PROBLEM STATEMENT. Omit the pictures and return every entry exactly as written.

[Entries from a dataset]

Start

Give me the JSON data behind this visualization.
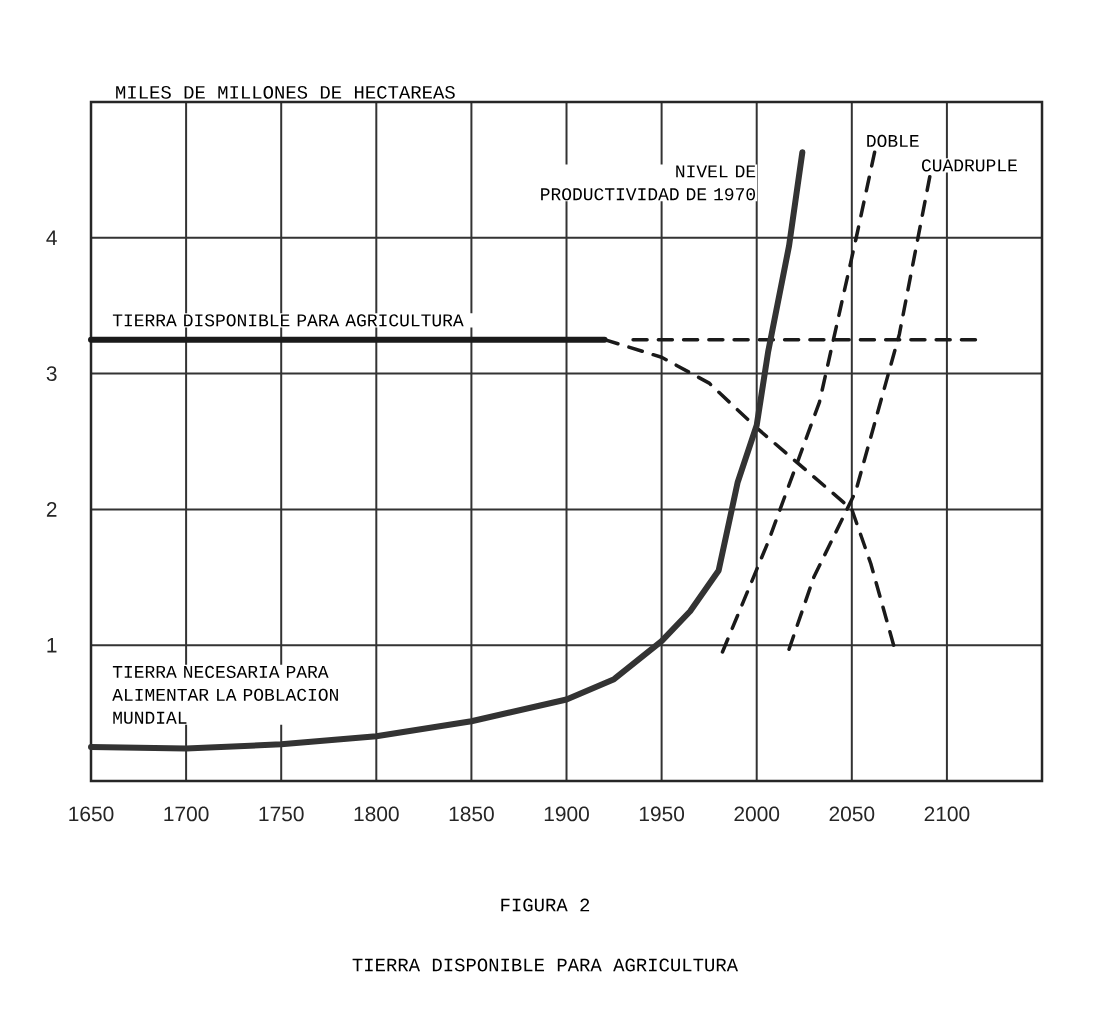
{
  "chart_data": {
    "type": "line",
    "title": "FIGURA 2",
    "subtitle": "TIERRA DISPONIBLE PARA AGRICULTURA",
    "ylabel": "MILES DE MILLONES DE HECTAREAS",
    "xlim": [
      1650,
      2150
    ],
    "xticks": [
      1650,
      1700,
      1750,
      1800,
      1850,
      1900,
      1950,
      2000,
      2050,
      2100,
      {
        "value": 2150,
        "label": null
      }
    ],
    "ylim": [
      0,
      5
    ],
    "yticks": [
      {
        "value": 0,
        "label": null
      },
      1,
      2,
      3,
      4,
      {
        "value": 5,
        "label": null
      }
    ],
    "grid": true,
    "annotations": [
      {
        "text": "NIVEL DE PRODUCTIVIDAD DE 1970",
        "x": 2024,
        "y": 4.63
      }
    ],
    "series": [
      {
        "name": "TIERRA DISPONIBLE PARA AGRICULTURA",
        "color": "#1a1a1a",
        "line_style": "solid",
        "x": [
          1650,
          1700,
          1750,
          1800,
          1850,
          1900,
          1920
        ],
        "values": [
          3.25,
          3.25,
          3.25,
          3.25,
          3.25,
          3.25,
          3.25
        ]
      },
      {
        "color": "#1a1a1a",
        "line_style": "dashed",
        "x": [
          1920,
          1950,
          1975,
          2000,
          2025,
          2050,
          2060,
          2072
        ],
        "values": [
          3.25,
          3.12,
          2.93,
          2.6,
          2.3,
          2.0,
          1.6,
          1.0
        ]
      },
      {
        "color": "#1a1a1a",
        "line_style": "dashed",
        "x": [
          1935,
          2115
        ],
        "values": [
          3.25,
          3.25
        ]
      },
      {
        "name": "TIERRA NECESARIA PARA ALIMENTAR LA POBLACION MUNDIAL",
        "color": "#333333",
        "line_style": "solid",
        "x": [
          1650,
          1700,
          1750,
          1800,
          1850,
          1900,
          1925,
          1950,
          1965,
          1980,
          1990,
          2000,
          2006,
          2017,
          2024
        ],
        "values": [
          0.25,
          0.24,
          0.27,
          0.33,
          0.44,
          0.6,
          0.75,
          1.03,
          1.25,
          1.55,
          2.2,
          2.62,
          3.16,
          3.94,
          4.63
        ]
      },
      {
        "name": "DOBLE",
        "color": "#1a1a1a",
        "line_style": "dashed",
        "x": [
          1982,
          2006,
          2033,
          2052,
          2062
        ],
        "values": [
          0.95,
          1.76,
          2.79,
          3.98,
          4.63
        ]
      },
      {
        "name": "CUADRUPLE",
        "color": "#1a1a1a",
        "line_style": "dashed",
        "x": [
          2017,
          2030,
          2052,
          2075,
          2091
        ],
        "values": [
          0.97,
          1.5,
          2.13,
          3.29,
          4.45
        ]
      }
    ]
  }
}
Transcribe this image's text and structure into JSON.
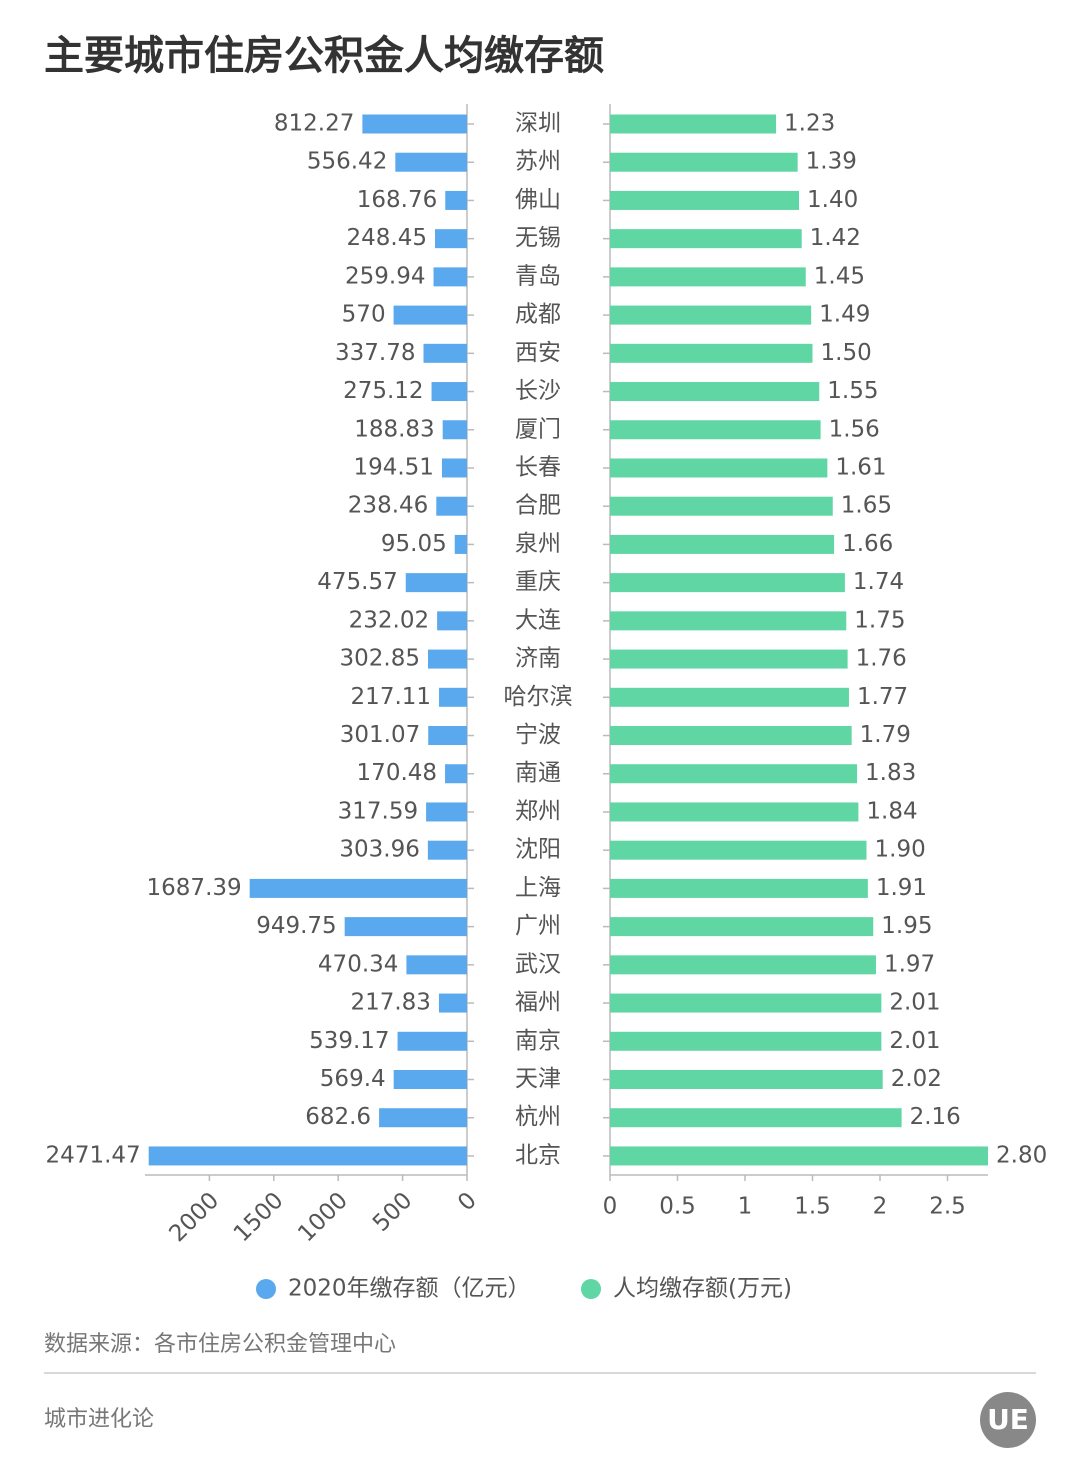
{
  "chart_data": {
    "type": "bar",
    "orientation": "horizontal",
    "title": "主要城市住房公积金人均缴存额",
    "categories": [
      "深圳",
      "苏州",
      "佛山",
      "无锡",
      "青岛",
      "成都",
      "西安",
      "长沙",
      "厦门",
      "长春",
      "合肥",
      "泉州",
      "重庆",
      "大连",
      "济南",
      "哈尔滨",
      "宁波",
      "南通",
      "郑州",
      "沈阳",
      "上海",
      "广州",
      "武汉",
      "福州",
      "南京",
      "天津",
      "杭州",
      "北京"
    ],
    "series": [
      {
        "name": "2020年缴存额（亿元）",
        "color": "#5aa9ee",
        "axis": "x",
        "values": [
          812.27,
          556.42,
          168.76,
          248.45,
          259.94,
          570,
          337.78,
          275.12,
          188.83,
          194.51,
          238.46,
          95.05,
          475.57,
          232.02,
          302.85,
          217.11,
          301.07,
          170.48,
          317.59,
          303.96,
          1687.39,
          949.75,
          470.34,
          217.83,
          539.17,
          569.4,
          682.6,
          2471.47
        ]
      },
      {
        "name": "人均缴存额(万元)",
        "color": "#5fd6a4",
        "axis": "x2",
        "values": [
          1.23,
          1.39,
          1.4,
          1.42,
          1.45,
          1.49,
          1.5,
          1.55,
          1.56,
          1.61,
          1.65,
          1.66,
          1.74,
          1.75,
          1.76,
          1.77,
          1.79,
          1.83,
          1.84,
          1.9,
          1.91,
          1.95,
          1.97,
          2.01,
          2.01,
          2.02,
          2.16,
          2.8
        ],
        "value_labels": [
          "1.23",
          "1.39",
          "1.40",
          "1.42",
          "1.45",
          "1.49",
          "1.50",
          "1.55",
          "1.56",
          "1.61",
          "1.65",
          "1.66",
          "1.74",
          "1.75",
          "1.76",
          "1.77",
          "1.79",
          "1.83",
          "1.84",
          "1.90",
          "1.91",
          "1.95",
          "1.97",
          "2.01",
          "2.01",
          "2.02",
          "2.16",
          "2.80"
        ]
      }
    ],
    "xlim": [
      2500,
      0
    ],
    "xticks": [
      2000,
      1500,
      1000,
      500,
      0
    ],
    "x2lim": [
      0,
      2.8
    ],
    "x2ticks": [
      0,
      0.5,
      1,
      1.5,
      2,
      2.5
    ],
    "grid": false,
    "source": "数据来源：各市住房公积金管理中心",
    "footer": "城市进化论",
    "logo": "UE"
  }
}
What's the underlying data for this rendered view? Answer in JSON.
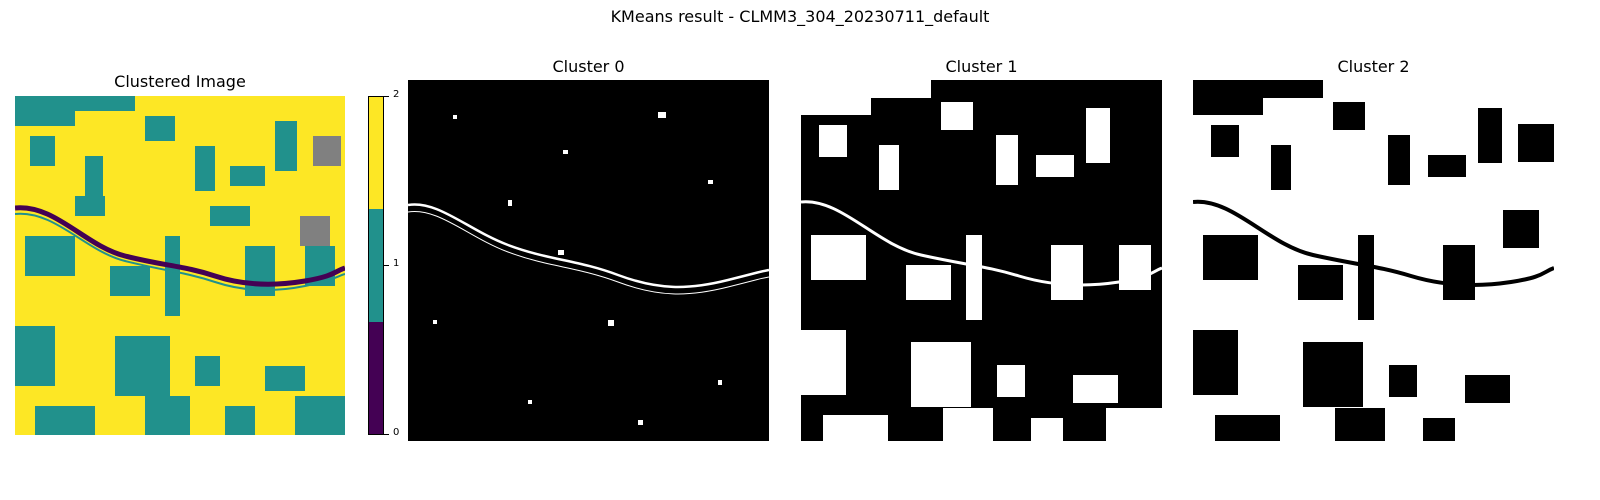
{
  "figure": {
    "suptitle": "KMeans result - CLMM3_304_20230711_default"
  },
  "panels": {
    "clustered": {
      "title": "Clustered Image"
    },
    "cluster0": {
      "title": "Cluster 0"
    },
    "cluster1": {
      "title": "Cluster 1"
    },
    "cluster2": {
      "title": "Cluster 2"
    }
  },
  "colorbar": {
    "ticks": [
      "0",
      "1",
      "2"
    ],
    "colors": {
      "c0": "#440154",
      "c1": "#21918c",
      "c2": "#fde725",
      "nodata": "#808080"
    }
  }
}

End

TASK SOLUTION.
Give me the JSON data behind this visualization.
{
  "chart_data": {
    "type": "line",
    "title": "FIGURA 2",
    "subtitle": "TIERRA DISPONIBLE PARA AGRICULTURA",
    "ylabel": "MILES DE MILLONES DE HECTAREAS",
    "xlim": [
      1650,
      2150
    ],
    "xticks": [
      1650,
      1700,
      1750,
      1800,
      1850,
      1900,
      1950,
      2000,
      2050,
      2100,
      {
        "value": 2150,
        "label": null
      }
    ],
    "ylim": [
      0,
      5
    ],
    "yticks": [
      {
        "value": 0,
        "label": null
      },
      1,
      2,
      3,
      4,
      {
        "value": 5,
        "label": null
      }
    ],
    "grid": true,
    "annotations": [
      {
        "text": "NIVEL DE PRODUCTIVIDAD DE 1970",
        "x": 2024,
        "y": 4.63
      }
    ],
    "series": [
      {
        "name": "TIERRA DISPONIBLE PARA AGRICULTURA",
        "color": "#1a1a1a",
        "line_style": "solid",
        "x": [
          1650,
          1700,
          1750,
          1800,
          1850,
          1900,
          1920
        ],
        "values": [
          3.25,
          3.25,
          3.25,
          3.25,
          3.25,
          3.25,
          3.25
        ]
      },
      {
        "color": "#1a1a1a",
        "line_style": "dashed",
        "x": [
          1920,
          1950,
          1975,
          2000,
          2025,
          2050,
          2060,
          2072
        ],
        "values": [
          3.25,
          3.12,
          2.93,
          2.6,
          2.3,
          2.0,
          1.6,
          1.0
        ]
      },
      {
        "color": "#1a1a1a",
        "line_style": "dashed",
        "x": [
          1935,
          2115
        ],
        "values": [
          3.25,
          3.25
        ]
      },
      {
        "name": "TIERRA NECESARIA PARA ALIMENTAR LA POBLACION MUNDIAL",
        "color": "#333333",
        "line_style": "solid",
        "x": [
          1650,
          1700,
          1750,
          1800,
          1850,
          1900,
          1925,
          1950,
          1965,
          1980,
          1990,
          2000,
          2006,
          2017,
          2024
        ],
        "values": [
          0.25,
          0.24,
          0.27,
          0.33,
          0.44,
          0.6,
          0.75,
          1.03,
          1.25,
          1.55,
          2.2,
          2.62,
          3.16,
          3.94,
          4.63
        ]
      },
      {
        "name": "DOBLE",
        "color": "#1a1a1a",
        "line_style": "dashed",
        "x": [
          1982,
          2006,
          2033,
          2052,
          2062
        ],
        "values": [
          0.95,
          1.76,
          2.79,
          3.98,
          4.63
        ]
      },
      {
        "name": "CUADRUPLE",
        "color": "#1a1a1a",
        "line_style": "dashed",
        "x": [
          2017,
          2030,
          2052,
          2075,
          2091
        ],
        "values": [
          0.97,
          1.5,
          2.13,
          3.29,
          4.45
        ]
      }
    ]
  }
}
Transcribe this image's text and structure into JSON.
{
  "chart_data": {
    "type": "bar",
    "orientation": "horizontal",
    "title": "主要城市住房公积金人均缴存额",
    "categories": [
      "深圳",
      "苏州",
      "佛山",
      "无锡",
      "青岛",
      "成都",
      "西安",
      "长沙",
      "厦门",
      "长春",
      "合肥",
      "泉州",
      "重庆",
      "大连",
      "济南",
      "哈尔滨",
      "宁波",
      "南通",
      "郑州",
      "沈阳",
      "上海",
      "广州",
      "武汉",
      "福州",
      "南京",
      "天津",
      "杭州",
      "北京"
    ],
    "series": [
      {
        "name": "2020年缴存额（亿元）",
        "color": "#5aa9ee",
        "axis": "x",
        "values": [
          812.27,
          556.42,
          168.76,
          248.45,
          259.94,
          570,
          337.78,
          275.12,
          188.83,
          194.51,
          238.46,
          95.05,
          475.57,
          232.02,
          302.85,
          217.11,
          301.07,
          170.48,
          317.59,
          303.96,
          1687.39,
          949.75,
          470.34,
          217.83,
          539.17,
          569.4,
          682.6,
          2471.47
        ]
      },
      {
        "name": "人均缴存额(万元)",
        "color": "#5fd6a4",
        "axis": "x2",
        "values": [
          1.23,
          1.39,
          1.4,
          1.42,
          1.45,
          1.49,
          1.5,
          1.55,
          1.56,
          1.61,
          1.65,
          1.66,
          1.74,
          1.75,
          1.76,
          1.77,
          1.79,
          1.83,
          1.84,
          1.9,
          1.91,
          1.95,
          1.97,
          2.01,
          2.01,
          2.02,
          2.16,
          2.8
        ],
        "value_labels": [
          "1.23",
          "1.39",
          "1.40",
          "1.42",
          "1.45",
          "1.49",
          "1.50",
          "1.55",
          "1.56",
          "1.61",
          "1.65",
          "1.66",
          "1.74",
          "1.75",
          "1.76",
          "1.77",
          "1.79",
          "1.83",
          "1.84",
          "1.90",
          "1.91",
          "1.95",
          "1.97",
          "2.01",
          "2.01",
          "2.02",
          "2.16",
          "2.80"
        ]
      }
    ],
    "xlim": [
      2500,
      0
    ],
    "xticks": [
      2000,
      1500,
      1000,
      500,
      0
    ],
    "x2lim": [
      0,
      2.8
    ],
    "x2ticks": [
      0,
      0.5,
      1,
      1.5,
      2,
      2.5
    ],
    "grid": false,
    "source": "数据来源：各市住房公积金管理中心",
    "footer": "城市进化论",
    "logo": "UE"
  }
}
What's the underlying data for this rendered view? Answer in JSON.
{
  "figure": {
    "suptitle": "KMeans result - CLMM3_304_20230711_default"
  },
  "panels": {
    "clustered": {
      "title": "Clustered Image"
    },
    "cluster0": {
      "title": "Cluster 0"
    },
    "cluster1": {
      "title": "Cluster 1"
    },
    "cluster2": {
      "title": "Cluster 2"
    }
  },
  "colorbar": {
    "ticks": [
      "0",
      "1",
      "2"
    ],
    "colors": {
      "c0": "#440154",
      "c1": "#21918c",
      "c2": "#fde725",
      "nodata": "#808080"
    }
  }
}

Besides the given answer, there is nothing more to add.